▸ **What the task asks**:
Write the listing below out again exactly, dropping the images.

▸ **Entries supplied**:
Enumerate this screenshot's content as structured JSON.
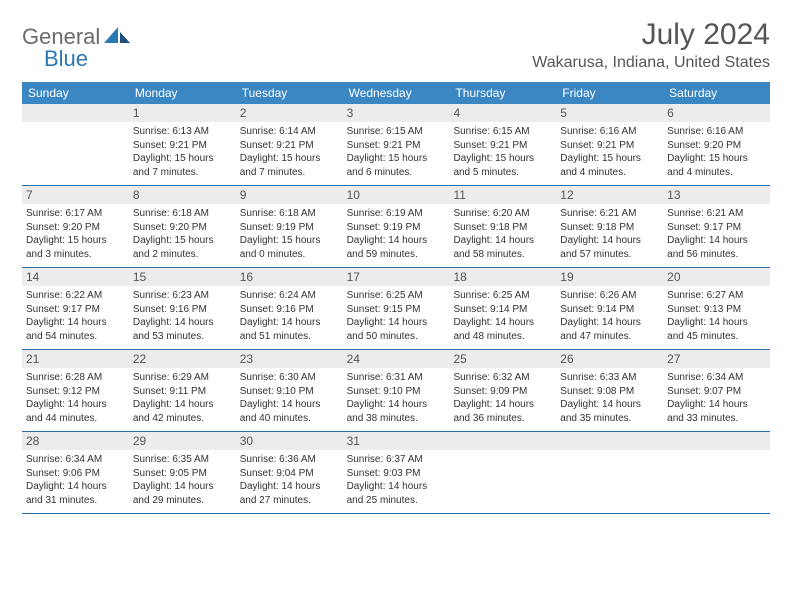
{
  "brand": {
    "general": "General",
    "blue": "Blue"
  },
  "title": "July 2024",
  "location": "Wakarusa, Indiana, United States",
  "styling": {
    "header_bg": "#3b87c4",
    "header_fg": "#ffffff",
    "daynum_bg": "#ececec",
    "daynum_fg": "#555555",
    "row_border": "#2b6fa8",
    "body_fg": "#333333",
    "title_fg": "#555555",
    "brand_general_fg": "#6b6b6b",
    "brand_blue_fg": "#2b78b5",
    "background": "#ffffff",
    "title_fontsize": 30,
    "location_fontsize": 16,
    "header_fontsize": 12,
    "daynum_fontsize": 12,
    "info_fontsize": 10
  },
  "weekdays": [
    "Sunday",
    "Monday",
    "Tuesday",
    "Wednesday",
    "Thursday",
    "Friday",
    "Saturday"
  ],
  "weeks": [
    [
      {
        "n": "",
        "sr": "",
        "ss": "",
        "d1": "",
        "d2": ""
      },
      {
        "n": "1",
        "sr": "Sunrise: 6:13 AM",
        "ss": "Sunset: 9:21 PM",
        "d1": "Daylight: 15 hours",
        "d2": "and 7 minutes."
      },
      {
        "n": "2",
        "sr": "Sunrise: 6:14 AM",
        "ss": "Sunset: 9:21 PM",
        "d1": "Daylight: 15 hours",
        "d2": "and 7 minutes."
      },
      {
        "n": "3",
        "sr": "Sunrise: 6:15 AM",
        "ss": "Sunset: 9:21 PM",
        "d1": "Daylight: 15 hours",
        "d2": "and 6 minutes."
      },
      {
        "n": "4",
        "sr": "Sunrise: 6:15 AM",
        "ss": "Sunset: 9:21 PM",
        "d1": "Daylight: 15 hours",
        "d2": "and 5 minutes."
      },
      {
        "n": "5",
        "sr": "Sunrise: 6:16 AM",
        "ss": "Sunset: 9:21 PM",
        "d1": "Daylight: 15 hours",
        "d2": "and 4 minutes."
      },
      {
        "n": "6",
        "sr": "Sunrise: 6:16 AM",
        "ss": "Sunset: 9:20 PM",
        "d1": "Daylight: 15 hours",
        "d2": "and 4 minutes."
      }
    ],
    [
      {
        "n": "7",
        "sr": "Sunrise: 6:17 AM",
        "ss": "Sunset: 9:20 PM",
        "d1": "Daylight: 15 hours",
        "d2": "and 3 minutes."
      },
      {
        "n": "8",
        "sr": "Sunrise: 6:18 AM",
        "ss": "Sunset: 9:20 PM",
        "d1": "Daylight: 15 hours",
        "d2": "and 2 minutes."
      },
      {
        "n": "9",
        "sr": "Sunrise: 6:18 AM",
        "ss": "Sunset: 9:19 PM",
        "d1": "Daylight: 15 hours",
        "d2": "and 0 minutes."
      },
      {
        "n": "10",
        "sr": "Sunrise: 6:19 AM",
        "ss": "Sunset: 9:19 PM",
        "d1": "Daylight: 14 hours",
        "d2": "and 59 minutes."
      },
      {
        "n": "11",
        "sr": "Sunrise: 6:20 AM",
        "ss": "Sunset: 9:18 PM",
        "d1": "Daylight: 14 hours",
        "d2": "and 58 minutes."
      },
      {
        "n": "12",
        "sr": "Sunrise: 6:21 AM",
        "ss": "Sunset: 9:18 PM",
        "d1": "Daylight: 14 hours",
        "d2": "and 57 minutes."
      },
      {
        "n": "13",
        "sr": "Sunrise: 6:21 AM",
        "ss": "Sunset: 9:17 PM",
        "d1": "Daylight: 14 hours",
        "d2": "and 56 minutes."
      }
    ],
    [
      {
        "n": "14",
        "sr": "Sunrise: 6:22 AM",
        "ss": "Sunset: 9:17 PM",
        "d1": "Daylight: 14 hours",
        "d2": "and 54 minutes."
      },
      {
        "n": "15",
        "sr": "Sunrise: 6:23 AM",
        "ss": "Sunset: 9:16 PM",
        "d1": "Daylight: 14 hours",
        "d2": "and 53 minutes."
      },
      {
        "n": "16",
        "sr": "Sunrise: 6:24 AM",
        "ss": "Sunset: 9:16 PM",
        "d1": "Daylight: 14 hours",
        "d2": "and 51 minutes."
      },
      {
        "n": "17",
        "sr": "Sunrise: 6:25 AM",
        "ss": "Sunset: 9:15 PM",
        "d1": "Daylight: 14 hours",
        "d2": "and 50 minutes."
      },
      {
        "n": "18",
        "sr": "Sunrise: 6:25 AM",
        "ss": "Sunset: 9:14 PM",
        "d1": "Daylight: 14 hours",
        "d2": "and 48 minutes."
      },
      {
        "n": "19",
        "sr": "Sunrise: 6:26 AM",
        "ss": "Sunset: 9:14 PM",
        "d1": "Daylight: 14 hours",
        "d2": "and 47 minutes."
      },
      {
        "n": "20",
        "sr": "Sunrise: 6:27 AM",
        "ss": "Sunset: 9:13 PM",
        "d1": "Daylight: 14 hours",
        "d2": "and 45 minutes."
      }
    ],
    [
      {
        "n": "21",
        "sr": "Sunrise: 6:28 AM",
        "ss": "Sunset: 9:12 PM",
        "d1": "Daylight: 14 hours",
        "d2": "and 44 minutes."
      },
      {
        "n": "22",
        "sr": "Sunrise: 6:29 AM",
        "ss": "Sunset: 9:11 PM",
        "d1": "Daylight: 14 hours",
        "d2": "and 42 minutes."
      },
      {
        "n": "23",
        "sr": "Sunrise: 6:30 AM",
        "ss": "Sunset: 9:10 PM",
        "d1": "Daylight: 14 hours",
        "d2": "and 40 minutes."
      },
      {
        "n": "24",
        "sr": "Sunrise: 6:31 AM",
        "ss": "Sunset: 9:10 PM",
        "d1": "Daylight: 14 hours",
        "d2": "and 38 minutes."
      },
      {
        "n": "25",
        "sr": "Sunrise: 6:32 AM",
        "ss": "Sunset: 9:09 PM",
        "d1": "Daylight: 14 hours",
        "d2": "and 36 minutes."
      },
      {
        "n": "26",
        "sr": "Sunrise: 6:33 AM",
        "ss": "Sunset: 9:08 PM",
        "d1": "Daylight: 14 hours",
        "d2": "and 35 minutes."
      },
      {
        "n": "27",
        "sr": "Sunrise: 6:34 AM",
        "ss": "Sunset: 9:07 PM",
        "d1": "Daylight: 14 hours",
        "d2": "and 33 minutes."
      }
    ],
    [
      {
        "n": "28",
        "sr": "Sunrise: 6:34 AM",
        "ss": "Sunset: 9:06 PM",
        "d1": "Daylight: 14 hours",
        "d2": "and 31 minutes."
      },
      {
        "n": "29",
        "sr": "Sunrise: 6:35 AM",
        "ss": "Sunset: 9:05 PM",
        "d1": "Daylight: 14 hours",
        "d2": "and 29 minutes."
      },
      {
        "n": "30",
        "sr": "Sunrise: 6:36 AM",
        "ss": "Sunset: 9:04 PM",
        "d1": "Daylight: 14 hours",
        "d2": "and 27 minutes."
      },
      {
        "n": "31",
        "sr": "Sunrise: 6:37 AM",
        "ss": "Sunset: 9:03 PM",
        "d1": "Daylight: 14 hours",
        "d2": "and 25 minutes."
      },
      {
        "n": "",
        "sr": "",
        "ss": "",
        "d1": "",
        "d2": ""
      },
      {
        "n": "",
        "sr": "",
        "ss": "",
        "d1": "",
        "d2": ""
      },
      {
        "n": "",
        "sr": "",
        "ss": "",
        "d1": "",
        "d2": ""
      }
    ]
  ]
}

▸ **Exercise solution**:
Enumerate this screenshot's content as structured JSON.
{
  "brand": {
    "general": "General",
    "blue": "Blue"
  },
  "title": "July 2024",
  "location": "Wakarusa, Indiana, United States",
  "styling": {
    "header_bg": "#3b87c4",
    "header_fg": "#ffffff",
    "daynum_bg": "#ececec",
    "daynum_fg": "#555555",
    "row_border": "#2b6fa8",
    "body_fg": "#333333",
    "title_fg": "#555555",
    "brand_general_fg": "#6b6b6b",
    "brand_blue_fg": "#2b78b5",
    "background": "#ffffff",
    "title_fontsize": 30,
    "location_fontsize": 16,
    "header_fontsize": 12,
    "daynum_fontsize": 12,
    "info_fontsize": 10
  },
  "weekdays": [
    "Sunday",
    "Monday",
    "Tuesday",
    "Wednesday",
    "Thursday",
    "Friday",
    "Saturday"
  ],
  "weeks": [
    [
      {
        "n": "",
        "sr": "",
        "ss": "",
        "d1": "",
        "d2": ""
      },
      {
        "n": "1",
        "sr": "Sunrise: 6:13 AM",
        "ss": "Sunset: 9:21 PM",
        "d1": "Daylight: 15 hours",
        "d2": "and 7 minutes."
      },
      {
        "n": "2",
        "sr": "Sunrise: 6:14 AM",
        "ss": "Sunset: 9:21 PM",
        "d1": "Daylight: 15 hours",
        "d2": "and 7 minutes."
      },
      {
        "n": "3",
        "sr": "Sunrise: 6:15 AM",
        "ss": "Sunset: 9:21 PM",
        "d1": "Daylight: 15 hours",
        "d2": "and 6 minutes."
      },
      {
        "n": "4",
        "sr": "Sunrise: 6:15 AM",
        "ss": "Sunset: 9:21 PM",
        "d1": "Daylight: 15 hours",
        "d2": "and 5 minutes."
      },
      {
        "n": "5",
        "sr": "Sunrise: 6:16 AM",
        "ss": "Sunset: 9:21 PM",
        "d1": "Daylight: 15 hours",
        "d2": "and 4 minutes."
      },
      {
        "n": "6",
        "sr": "Sunrise: 6:16 AM",
        "ss": "Sunset: 9:20 PM",
        "d1": "Daylight: 15 hours",
        "d2": "and 4 minutes."
      }
    ],
    [
      {
        "n": "7",
        "sr": "Sunrise: 6:17 AM",
        "ss": "Sunset: 9:20 PM",
        "d1": "Daylight: 15 hours",
        "d2": "and 3 minutes."
      },
      {
        "n": "8",
        "sr": "Sunrise: 6:18 AM",
        "ss": "Sunset: 9:20 PM",
        "d1": "Daylight: 15 hours",
        "d2": "and 2 minutes."
      },
      {
        "n": "9",
        "sr": "Sunrise: 6:18 AM",
        "ss": "Sunset: 9:19 PM",
        "d1": "Daylight: 15 hours",
        "d2": "and 0 minutes."
      },
      {
        "n": "10",
        "sr": "Sunrise: 6:19 AM",
        "ss": "Sunset: 9:19 PM",
        "d1": "Daylight: 14 hours",
        "d2": "and 59 minutes."
      },
      {
        "n": "11",
        "sr": "Sunrise: 6:20 AM",
        "ss": "Sunset: 9:18 PM",
        "d1": "Daylight: 14 hours",
        "d2": "and 58 minutes."
      },
      {
        "n": "12",
        "sr": "Sunrise: 6:21 AM",
        "ss": "Sunset: 9:18 PM",
        "d1": "Daylight: 14 hours",
        "d2": "and 57 minutes."
      },
      {
        "n": "13",
        "sr": "Sunrise: 6:21 AM",
        "ss": "Sunset: 9:17 PM",
        "d1": "Daylight: 14 hours",
        "d2": "and 56 minutes."
      }
    ],
    [
      {
        "n": "14",
        "sr": "Sunrise: 6:22 AM",
        "ss": "Sunset: 9:17 PM",
        "d1": "Daylight: 14 hours",
        "d2": "and 54 minutes."
      },
      {
        "n": "15",
        "sr": "Sunrise: 6:23 AM",
        "ss": "Sunset: 9:16 PM",
        "d1": "Daylight: 14 hours",
        "d2": "and 53 minutes."
      },
      {
        "n": "16",
        "sr": "Sunrise: 6:24 AM",
        "ss": "Sunset: 9:16 PM",
        "d1": "Daylight: 14 hours",
        "d2": "and 51 minutes."
      },
      {
        "n": "17",
        "sr": "Sunrise: 6:25 AM",
        "ss": "Sunset: 9:15 PM",
        "d1": "Daylight: 14 hours",
        "d2": "and 50 minutes."
      },
      {
        "n": "18",
        "sr": "Sunrise: 6:25 AM",
        "ss": "Sunset: 9:14 PM",
        "d1": "Daylight: 14 hours",
        "d2": "and 48 minutes."
      },
      {
        "n": "19",
        "sr": "Sunrise: 6:26 AM",
        "ss": "Sunset: 9:14 PM",
        "d1": "Daylight: 14 hours",
        "d2": "and 47 minutes."
      },
      {
        "n": "20",
        "sr": "Sunrise: 6:27 AM",
        "ss": "Sunset: 9:13 PM",
        "d1": "Daylight: 14 hours",
        "d2": "and 45 minutes."
      }
    ],
    [
      {
        "n": "21",
        "sr": "Sunrise: 6:28 AM",
        "ss": "Sunset: 9:12 PM",
        "d1": "Daylight: 14 hours",
        "d2": "and 44 minutes."
      },
      {
        "n": "22",
        "sr": "Sunrise: 6:29 AM",
        "ss": "Sunset: 9:11 PM",
        "d1": "Daylight: 14 hours",
        "d2": "and 42 minutes."
      },
      {
        "n": "23",
        "sr": "Sunrise: 6:30 AM",
        "ss": "Sunset: 9:10 PM",
        "d1": "Daylight: 14 hours",
        "d2": "and 40 minutes."
      },
      {
        "n": "24",
        "sr": "Sunrise: 6:31 AM",
        "ss": "Sunset: 9:10 PM",
        "d1": "Daylight: 14 hours",
        "d2": "and 38 minutes."
      },
      {
        "n": "25",
        "sr": "Sunrise: 6:32 AM",
        "ss": "Sunset: 9:09 PM",
        "d1": "Daylight: 14 hours",
        "d2": "and 36 minutes."
      },
      {
        "n": "26",
        "sr": "Sunrise: 6:33 AM",
        "ss": "Sunset: 9:08 PM",
        "d1": "Daylight: 14 hours",
        "d2": "and 35 minutes."
      },
      {
        "n": "27",
        "sr": "Sunrise: 6:34 AM",
        "ss": "Sunset: 9:07 PM",
        "d1": "Daylight: 14 hours",
        "d2": "and 33 minutes."
      }
    ],
    [
      {
        "n": "28",
        "sr": "Sunrise: 6:34 AM",
        "ss": "Sunset: 9:06 PM",
        "d1": "Daylight: 14 hours",
        "d2": "and 31 minutes."
      },
      {
        "n": "29",
        "sr": "Sunrise: 6:35 AM",
        "ss": "Sunset: 9:05 PM",
        "d1": "Daylight: 14 hours",
        "d2": "and 29 minutes."
      },
      {
        "n": "30",
        "sr": "Sunrise: 6:36 AM",
        "ss": "Sunset: 9:04 PM",
        "d1": "Daylight: 14 hours",
        "d2": "and 27 minutes."
      },
      {
        "n": "31",
        "sr": "Sunrise: 6:37 AM",
        "ss": "Sunset: 9:03 PM",
        "d1": "Daylight: 14 hours",
        "d2": "and 25 minutes."
      },
      {
        "n": "",
        "sr": "",
        "ss": "",
        "d1": "",
        "d2": ""
      },
      {
        "n": "",
        "sr": "",
        "ss": "",
        "d1": "",
        "d2": ""
      },
      {
        "n": "",
        "sr": "",
        "ss": "",
        "d1": "",
        "d2": ""
      }
    ]
  ]
}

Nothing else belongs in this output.